→ EXERCISE INPUT:
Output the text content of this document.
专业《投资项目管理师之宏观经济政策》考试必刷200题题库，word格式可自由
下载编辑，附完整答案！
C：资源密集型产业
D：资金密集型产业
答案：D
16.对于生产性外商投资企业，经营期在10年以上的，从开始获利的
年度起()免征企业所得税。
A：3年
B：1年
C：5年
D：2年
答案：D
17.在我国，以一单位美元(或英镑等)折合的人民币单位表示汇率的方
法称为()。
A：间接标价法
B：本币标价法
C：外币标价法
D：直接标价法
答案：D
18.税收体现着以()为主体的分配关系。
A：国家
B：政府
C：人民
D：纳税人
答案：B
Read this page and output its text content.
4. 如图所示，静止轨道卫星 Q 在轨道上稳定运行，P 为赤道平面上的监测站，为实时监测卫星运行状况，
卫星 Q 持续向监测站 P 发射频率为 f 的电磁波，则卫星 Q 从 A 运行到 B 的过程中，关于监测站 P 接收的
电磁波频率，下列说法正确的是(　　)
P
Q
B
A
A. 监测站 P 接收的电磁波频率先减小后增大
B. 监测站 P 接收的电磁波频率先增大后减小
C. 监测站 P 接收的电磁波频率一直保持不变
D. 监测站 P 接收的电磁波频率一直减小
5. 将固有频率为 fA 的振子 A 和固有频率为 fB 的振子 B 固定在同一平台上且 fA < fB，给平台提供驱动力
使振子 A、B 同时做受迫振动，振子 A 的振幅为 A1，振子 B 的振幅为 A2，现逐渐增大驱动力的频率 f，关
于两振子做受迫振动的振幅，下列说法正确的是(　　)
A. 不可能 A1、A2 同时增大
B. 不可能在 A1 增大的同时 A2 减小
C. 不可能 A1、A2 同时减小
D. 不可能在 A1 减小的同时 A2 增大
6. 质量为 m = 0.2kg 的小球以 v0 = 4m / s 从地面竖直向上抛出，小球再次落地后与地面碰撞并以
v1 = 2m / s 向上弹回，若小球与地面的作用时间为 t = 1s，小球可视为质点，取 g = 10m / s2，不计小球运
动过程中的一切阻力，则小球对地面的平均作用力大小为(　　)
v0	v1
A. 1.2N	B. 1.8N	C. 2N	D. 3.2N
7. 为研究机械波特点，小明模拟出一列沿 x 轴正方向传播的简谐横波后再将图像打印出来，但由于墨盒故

→ THE PROBLEM: Which lines hold the string "text"? List them all.

→ RESPONSE TO THE TASK:
Output the text content of this document.
Read this page and output its text content.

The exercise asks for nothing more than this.